** To do **
Return all lines where the word "should" can be found.

** Provided records **
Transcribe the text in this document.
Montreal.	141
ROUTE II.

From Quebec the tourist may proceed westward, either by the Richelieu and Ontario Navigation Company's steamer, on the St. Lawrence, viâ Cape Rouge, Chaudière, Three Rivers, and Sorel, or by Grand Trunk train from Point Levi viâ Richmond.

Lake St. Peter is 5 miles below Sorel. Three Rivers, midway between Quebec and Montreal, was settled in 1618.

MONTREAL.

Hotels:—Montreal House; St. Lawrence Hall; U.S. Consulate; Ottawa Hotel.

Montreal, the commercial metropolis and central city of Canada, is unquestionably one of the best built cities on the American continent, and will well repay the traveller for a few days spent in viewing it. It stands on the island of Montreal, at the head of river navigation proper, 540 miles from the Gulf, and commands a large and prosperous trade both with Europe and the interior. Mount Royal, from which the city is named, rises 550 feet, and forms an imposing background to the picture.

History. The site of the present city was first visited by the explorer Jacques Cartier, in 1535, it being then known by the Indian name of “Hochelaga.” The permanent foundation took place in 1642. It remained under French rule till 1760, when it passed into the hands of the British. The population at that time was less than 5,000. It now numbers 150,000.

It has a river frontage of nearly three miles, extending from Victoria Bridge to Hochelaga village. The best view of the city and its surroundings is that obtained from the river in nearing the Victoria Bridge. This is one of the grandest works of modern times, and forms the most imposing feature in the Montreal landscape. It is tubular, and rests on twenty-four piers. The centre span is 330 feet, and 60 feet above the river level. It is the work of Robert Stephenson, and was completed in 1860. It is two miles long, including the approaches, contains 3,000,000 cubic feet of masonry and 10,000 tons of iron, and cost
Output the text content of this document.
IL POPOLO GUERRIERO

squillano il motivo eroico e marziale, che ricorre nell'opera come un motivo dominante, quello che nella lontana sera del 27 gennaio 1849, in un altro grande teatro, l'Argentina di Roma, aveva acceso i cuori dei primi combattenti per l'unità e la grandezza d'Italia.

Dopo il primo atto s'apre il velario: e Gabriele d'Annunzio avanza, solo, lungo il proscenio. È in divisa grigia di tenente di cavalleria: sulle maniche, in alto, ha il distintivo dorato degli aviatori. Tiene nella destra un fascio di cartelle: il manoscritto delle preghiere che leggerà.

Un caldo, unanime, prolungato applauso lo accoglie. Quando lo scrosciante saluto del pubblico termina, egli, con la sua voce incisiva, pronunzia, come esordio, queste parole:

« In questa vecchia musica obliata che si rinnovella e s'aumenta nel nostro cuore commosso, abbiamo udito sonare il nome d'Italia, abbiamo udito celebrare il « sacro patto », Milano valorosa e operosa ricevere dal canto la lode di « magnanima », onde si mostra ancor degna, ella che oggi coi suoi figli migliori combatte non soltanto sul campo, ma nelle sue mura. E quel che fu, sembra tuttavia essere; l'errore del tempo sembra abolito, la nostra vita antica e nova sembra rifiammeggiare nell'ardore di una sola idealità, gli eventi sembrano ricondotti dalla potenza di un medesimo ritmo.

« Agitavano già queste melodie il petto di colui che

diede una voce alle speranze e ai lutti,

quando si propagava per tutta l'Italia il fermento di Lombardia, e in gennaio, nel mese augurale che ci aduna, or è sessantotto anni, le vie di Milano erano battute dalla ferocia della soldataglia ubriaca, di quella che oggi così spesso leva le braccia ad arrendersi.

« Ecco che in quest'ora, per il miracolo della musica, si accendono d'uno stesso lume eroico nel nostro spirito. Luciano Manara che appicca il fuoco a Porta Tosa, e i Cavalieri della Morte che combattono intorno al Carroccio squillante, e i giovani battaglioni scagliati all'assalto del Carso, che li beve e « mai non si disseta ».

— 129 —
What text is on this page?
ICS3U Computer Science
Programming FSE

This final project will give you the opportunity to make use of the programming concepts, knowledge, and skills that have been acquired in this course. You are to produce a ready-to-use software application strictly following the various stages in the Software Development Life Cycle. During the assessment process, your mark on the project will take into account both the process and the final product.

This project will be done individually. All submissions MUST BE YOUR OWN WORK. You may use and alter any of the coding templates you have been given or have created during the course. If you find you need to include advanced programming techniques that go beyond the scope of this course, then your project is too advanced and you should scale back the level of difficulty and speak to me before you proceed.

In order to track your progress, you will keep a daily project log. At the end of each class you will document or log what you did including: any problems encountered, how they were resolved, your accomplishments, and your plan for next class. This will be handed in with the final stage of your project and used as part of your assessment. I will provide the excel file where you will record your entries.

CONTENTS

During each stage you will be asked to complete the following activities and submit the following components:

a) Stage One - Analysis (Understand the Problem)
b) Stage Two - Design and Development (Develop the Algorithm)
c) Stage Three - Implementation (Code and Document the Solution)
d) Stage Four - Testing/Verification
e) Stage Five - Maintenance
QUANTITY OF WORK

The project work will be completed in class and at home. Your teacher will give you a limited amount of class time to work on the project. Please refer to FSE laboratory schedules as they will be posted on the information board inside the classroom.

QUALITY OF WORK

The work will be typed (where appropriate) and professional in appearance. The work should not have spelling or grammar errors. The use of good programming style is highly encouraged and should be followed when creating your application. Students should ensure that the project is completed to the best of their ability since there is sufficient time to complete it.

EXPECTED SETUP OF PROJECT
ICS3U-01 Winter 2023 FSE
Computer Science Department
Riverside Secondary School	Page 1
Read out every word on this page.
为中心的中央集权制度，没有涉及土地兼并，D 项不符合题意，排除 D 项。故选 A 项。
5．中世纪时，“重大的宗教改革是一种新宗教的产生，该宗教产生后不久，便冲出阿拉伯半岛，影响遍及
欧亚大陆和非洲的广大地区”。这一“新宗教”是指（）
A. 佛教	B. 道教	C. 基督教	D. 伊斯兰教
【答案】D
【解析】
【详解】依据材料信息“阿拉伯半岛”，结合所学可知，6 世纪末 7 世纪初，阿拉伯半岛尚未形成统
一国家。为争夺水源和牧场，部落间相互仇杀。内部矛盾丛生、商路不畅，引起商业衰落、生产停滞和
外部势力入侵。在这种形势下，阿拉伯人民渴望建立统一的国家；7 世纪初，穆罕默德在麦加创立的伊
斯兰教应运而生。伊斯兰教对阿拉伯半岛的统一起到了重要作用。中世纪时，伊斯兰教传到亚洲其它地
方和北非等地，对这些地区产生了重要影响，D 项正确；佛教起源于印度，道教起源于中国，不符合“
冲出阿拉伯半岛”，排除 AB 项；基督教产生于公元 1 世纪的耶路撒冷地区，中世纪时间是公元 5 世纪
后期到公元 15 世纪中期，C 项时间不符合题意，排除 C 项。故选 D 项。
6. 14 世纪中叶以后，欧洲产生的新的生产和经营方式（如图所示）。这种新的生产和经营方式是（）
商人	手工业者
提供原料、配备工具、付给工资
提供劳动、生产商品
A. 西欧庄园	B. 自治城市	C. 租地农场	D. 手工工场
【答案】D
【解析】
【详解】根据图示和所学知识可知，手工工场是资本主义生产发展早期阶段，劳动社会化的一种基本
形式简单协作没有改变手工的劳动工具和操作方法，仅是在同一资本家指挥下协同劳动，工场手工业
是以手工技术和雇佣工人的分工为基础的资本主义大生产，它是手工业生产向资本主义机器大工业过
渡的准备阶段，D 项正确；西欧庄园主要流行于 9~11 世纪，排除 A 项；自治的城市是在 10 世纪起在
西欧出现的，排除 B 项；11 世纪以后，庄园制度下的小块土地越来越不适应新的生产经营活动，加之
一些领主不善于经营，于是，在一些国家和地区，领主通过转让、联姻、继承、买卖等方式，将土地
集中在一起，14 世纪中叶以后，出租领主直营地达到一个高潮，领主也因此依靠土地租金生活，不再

** Response **
This project will be done individually. All submissions MUST BE YOUR OWN WORK. You may use and alter any of the coding templates you have been given or have created during the course. If you find you need to include advanced programming techniques that go beyond the scope of this course, then your project is too advanced and you should scale back the level of difficulty and speak to me before you proceed.
The work will be typed (where appropriate) and professional in appearance. The work should not have spelling or grammar errors. The use of good programming style is highly encouraged and should be followed when creating your application. Students should ensure that the project is completed to the best of their ability since there is sufficient time to complete it.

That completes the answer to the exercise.